— Start of PAGE TEXT —
- Full name: Handbolnyj Klub Donbas / Handball Club Donbas Donetsk Oblast
- Short name: Donbas
- Founded: 1983; 43 years ago, as Shakhtar-Academiia
- League: Ukrainian Men's Handball Super League
- 2021-22: 2nd

= HC Donbas Donetsk Oblast =

Ukrainian handball club

Handball Club Donbas Donetsk Oblast (Ukrainian: ГК Донбас) (previous name Shakhtar-Academiia until June 2017) is a handball club from Donetsk. The club was formed in 1983 on the base of a previous handball club called Spartak Donetsk.

==History==
In 1985 they were promoted to the Soviet Union Handball League.

Through the 90's the club one of the leading forces in the Ukrainian Men's Handball Super League, winning the local league 3 times, and between seasons 1994–95–2005–06 the club never finished outside the top 3. The club also had success on the international arena, reaching the final of the EHF Cup in 1995–96, losing to Spanish BM Granollers in the final 56–45 on aggregate.
— End of PAGE TEXT —
— Start of RECORDS SUPPLIED —
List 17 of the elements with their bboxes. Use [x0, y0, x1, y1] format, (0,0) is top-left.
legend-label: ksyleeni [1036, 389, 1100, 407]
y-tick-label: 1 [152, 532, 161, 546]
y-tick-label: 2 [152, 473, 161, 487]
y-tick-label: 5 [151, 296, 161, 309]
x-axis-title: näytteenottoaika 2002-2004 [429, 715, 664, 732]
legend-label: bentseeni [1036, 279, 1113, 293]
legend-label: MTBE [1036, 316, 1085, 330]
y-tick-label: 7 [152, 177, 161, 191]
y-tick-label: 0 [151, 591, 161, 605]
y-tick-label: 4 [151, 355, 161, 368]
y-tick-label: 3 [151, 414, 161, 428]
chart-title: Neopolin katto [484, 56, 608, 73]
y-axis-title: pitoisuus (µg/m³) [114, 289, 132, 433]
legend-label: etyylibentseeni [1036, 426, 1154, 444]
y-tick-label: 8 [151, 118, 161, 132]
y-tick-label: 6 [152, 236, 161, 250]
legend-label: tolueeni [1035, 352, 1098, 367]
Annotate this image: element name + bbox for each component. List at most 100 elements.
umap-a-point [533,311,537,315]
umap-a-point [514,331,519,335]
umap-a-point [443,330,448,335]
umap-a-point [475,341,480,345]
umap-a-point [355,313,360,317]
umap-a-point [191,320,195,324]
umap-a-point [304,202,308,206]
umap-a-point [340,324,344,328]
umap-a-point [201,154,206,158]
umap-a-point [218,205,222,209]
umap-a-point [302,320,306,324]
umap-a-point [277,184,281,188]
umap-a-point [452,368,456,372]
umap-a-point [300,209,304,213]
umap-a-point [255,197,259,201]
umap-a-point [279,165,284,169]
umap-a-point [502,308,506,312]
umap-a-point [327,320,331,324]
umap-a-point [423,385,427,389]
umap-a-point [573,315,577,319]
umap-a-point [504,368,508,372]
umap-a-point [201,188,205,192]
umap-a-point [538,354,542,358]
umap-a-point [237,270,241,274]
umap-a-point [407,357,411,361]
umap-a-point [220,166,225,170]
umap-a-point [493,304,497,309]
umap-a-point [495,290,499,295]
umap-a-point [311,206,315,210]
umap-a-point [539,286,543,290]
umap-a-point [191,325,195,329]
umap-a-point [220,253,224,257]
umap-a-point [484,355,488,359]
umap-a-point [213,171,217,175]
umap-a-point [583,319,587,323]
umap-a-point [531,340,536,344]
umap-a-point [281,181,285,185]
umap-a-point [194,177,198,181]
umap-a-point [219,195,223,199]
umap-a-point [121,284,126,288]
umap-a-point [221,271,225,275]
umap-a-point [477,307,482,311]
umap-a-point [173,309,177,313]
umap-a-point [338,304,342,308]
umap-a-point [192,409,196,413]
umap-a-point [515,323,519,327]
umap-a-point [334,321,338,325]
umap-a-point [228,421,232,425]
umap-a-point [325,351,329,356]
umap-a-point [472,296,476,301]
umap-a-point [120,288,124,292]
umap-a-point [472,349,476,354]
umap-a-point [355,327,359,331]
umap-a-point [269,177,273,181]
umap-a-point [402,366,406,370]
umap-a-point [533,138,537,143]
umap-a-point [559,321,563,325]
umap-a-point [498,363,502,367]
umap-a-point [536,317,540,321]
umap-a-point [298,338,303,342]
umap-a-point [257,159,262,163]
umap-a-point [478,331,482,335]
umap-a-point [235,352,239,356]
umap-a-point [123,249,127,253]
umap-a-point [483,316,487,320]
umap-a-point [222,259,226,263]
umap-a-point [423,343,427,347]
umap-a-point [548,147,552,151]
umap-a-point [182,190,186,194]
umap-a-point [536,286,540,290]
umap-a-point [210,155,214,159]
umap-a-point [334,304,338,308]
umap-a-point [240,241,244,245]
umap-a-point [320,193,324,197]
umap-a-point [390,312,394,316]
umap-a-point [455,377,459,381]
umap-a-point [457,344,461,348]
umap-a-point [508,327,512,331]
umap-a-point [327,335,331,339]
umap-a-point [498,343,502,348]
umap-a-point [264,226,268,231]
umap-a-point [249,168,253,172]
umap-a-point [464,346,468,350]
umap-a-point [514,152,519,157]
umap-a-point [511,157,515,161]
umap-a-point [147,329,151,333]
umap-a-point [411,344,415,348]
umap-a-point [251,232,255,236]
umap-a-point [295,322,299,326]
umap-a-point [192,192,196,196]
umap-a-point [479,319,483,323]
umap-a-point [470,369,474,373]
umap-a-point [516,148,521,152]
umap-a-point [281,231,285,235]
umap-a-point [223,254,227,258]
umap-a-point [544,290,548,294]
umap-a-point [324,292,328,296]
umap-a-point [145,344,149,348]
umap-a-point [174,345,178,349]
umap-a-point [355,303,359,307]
— End of RECORDS SUPPLIED —
TASKS FOR THIS EXERCISE:
1/ Answer these questions from the HC Donbas text:
(a) Under what name was the club known until June 2017?
(b) To which league was the club promoted in 1985?
(c) Which team beat the club in the 1995–96 EHF Cup final?
2/ Continue the HC Donbas history from the point where the text stops.
The material stands apart from the HC Donbas text.

RESPONSES BY TASK:
1/
(a) Shakhtar-Academiia
(b) The Soviet Union Handball League
(c) BM Granollers of Spain

2/
After season 2005–06, the club started experiencing financial difficulties, and in season 2011–12 the club finished last in the league and was relegated. In the second league, in season 2012–13, the club managed to finish first and returned to the top tier. In 2017 they changed the name of the club to HK Donbas.

After the Russian invasion of Ukraine in 2022 several players fled the region, where the team is based.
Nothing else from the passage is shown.